▶ [Exercise requirements]:
In the records below, swap every "rate-cell" for "tax-rate-cell" and write out all the lines again with nothing else changed.

▶ [Supplied material]:
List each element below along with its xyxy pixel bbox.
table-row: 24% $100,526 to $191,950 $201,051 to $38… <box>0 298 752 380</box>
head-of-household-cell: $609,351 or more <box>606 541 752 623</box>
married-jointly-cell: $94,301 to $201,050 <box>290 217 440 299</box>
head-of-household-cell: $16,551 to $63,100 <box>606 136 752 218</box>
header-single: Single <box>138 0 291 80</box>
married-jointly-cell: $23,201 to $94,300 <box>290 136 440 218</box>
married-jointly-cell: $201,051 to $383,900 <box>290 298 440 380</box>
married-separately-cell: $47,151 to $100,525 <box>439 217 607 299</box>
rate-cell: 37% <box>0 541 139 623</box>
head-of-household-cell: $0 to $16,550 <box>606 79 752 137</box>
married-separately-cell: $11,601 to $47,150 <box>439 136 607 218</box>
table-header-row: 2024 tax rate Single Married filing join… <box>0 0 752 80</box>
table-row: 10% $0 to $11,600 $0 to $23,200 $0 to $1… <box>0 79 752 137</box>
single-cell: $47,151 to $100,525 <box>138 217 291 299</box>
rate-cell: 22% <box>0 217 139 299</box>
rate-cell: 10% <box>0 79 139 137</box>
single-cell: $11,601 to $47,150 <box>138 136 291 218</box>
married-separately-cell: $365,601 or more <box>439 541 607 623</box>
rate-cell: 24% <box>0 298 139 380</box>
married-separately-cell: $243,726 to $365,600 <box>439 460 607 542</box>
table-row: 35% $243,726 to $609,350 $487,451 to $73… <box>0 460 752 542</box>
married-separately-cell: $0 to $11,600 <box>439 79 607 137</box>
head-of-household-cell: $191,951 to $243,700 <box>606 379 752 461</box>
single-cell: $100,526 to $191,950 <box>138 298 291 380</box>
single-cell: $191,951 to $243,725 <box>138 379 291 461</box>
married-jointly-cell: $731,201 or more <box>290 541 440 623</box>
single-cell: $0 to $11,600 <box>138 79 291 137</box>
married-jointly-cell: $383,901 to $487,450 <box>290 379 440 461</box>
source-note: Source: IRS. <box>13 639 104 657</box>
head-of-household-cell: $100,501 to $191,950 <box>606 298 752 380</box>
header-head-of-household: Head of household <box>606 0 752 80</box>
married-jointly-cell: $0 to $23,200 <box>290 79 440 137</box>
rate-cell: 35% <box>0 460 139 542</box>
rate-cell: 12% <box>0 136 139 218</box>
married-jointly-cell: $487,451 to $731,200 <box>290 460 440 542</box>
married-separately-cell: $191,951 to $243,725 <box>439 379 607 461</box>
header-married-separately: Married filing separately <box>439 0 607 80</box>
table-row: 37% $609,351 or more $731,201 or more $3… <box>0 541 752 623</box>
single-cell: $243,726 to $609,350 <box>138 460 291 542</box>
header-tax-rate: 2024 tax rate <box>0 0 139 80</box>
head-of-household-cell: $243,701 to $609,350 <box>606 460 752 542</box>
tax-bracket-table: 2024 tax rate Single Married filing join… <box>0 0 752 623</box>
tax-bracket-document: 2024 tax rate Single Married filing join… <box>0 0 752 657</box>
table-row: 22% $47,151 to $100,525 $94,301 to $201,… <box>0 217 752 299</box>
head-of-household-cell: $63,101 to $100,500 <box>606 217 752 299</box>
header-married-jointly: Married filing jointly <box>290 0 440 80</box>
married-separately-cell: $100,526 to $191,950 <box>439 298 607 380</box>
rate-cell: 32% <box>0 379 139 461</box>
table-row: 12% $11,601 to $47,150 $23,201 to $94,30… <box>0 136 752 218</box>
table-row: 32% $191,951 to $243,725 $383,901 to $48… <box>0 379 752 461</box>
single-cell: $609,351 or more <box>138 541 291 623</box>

▶ [Result for this exercise]:
List each element below along with its xyxy pixel bbox.
table-row: 24% $100,526 to $191,950 $201,051 to $38… <box>0 298 752 380</box>
head-of-household-cell: $609,351 or more <box>606 541 752 623</box>
married-jointly-cell: $94,301 to $201,050 <box>290 217 440 299</box>
head-of-household-cell: $16,551 to $63,100 <box>606 136 752 218</box>
header-single: Single <box>138 0 291 80</box>
married-jointly-cell: $23,201 to $94,300 <box>290 136 440 218</box>
married-jointly-cell: $201,051 to $383,900 <box>290 298 440 380</box>
married-separately-cell: $47,151 to $100,525 <box>439 217 607 299</box>
tax-rate-cell: 37% <box>0 541 139 623</box>
head-of-household-cell: $0 to $16,550 <box>606 79 752 137</box>
married-separately-cell: $11,601 to $47,150 <box>439 136 607 218</box>
table-header-row: 2024 tax rate Single Married filing join… <box>0 0 752 80</box>
table-row: 10% $0 to $11,600 $0 to $23,200 $0 to $1… <box>0 79 752 137</box>
single-cell: $47,151 to $100,525 <box>138 217 291 299</box>
tax-rate-cell: 22% <box>0 217 139 299</box>
tax-rate-cell: 10% <box>0 79 139 137</box>
single-cell: $11,601 to $47,150 <box>138 136 291 218</box>
married-separately-cell: $365,601 or more <box>439 541 607 623</box>
tax-rate-cell: 24% <box>0 298 139 380</box>
married-separately-cell: $243,726 to $365,600 <box>439 460 607 542</box>
table-row: 35% $243,726 to $609,350 $487,451 to $73… <box>0 460 752 542</box>
married-separately-cell: $0 to $11,600 <box>439 79 607 137</box>
head-of-household-cell: $191,951 to $243,700 <box>606 379 752 461</box>
single-cell: $100,526 to $191,950 <box>138 298 291 380</box>
single-cell: $191,951 to $243,725 <box>138 379 291 461</box>
married-jointly-cell: $731,201 or more <box>290 541 440 623</box>
single-cell: $0 to $11,600 <box>138 79 291 137</box>
married-jointly-cell: $383,901 to $487,450 <box>290 379 440 461</box>
source-note: Source: IRS. <box>13 639 104 657</box>
head-of-household-cell: $100,501 to $191,950 <box>606 298 752 380</box>
header-head-of-household: Head of household <box>606 0 752 80</box>
married-jointly-cell: $0 to $23,200 <box>290 79 440 137</box>
tax-rate-cell: 35% <box>0 460 139 542</box>
tax-rate-cell: 12% <box>0 136 139 218</box>
married-jointly-cell: $487,451 to $731,200 <box>290 460 440 542</box>
married-separately-cell: $191,951 to $243,725 <box>439 379 607 461</box>
header-married-separately: Married filing separately <box>439 0 607 80</box>
table-row: 37% $609,351 or more $731,201 or more $3… <box>0 541 752 623</box>
single-cell: $243,726 to $609,350 <box>138 460 291 542</box>
header-tax-rate: 2024 tax rate <box>0 0 139 80</box>
head-of-household-cell: $243,701 to $609,350 <box>606 460 752 542</box>
tax-bracket-table: 2024 tax rate Single Married filing join… <box>0 0 752 623</box>
tax-bracket-document: 2024 tax rate Single Married filing join… <box>0 0 752 657</box>
table-row: 22% $47,151 to $100,525 $94,301 to $201,… <box>0 217 752 299</box>
head-of-household-cell: $63,101 to $100,500 <box>606 217 752 299</box>
header-married-jointly: Married filing jointly <box>290 0 440 80</box>
married-separately-cell: $100,526 to $191,950 <box>439 298 607 380</box>
tax-rate-cell: 32% <box>0 379 139 461</box>
table-row: 12% $11,601 to $47,150 $23,201 to $94,30… <box>0 136 752 218</box>
table-row: 32% $191,951 to $243,725 $383,901 to $48… <box>0 379 752 461</box>
single-cell: $609,351 or more <box>138 541 291 623</box>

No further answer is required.